%%

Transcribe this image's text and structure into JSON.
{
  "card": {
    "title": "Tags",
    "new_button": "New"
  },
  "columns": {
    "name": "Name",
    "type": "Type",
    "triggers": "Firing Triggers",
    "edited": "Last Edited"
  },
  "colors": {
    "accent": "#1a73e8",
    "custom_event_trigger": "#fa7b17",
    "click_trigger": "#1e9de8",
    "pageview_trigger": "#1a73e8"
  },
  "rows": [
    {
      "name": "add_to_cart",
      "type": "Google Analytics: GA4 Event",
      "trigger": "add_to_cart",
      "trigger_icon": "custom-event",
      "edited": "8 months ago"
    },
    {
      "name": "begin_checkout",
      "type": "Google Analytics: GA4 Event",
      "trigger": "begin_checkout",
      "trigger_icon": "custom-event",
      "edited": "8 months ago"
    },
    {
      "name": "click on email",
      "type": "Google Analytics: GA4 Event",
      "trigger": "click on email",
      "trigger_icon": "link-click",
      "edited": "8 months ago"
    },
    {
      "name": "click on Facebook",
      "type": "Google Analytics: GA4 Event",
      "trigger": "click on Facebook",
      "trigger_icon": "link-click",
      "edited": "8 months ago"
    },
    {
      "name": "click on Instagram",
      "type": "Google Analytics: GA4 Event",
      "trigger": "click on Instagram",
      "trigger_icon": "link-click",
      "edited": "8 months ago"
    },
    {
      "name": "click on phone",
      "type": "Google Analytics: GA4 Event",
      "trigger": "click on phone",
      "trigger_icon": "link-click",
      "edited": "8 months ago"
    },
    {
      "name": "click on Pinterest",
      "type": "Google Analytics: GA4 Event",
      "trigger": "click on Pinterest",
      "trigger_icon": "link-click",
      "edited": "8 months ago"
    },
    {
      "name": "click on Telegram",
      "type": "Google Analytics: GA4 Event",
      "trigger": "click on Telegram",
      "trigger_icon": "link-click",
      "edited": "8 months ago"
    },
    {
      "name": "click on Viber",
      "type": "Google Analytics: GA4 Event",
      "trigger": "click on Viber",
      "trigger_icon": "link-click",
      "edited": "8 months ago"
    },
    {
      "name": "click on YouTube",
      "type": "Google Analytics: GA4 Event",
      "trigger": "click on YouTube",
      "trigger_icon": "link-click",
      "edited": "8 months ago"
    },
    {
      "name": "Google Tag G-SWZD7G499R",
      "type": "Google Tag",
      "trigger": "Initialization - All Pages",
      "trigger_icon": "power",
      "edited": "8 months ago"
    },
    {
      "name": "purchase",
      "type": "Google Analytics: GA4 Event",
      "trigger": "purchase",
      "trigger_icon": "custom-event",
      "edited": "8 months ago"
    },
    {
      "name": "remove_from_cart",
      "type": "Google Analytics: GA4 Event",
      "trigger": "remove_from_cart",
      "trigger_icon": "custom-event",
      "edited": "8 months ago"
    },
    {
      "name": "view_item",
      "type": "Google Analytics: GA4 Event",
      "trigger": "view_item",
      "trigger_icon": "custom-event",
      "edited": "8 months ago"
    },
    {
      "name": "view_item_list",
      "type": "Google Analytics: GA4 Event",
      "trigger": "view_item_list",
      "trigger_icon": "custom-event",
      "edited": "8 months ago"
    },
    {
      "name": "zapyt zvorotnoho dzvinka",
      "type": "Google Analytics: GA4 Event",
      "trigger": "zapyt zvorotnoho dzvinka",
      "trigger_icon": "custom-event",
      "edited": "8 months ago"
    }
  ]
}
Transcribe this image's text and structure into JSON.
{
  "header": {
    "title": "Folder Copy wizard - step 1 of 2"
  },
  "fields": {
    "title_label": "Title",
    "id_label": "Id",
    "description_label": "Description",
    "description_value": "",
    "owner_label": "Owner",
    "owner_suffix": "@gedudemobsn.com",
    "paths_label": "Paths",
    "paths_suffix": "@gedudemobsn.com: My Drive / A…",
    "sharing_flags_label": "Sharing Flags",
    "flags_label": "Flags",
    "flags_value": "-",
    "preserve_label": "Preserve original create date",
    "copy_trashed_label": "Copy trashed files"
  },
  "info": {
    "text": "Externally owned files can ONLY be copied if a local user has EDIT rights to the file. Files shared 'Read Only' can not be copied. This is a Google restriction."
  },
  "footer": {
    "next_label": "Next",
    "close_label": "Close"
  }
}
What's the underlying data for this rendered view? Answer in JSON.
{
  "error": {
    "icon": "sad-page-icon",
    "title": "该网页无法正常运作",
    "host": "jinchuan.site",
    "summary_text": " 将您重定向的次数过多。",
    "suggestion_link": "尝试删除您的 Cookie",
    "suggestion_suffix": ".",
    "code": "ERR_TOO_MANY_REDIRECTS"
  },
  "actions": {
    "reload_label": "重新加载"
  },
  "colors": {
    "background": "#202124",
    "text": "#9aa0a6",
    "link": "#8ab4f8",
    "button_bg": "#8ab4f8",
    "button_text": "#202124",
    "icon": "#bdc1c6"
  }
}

%%

Aim of the exercise. Read the entries and show each line that mentions "Viber".

Worked solution.
      "name": "click on Viber",
      "trigger": "click on Viber",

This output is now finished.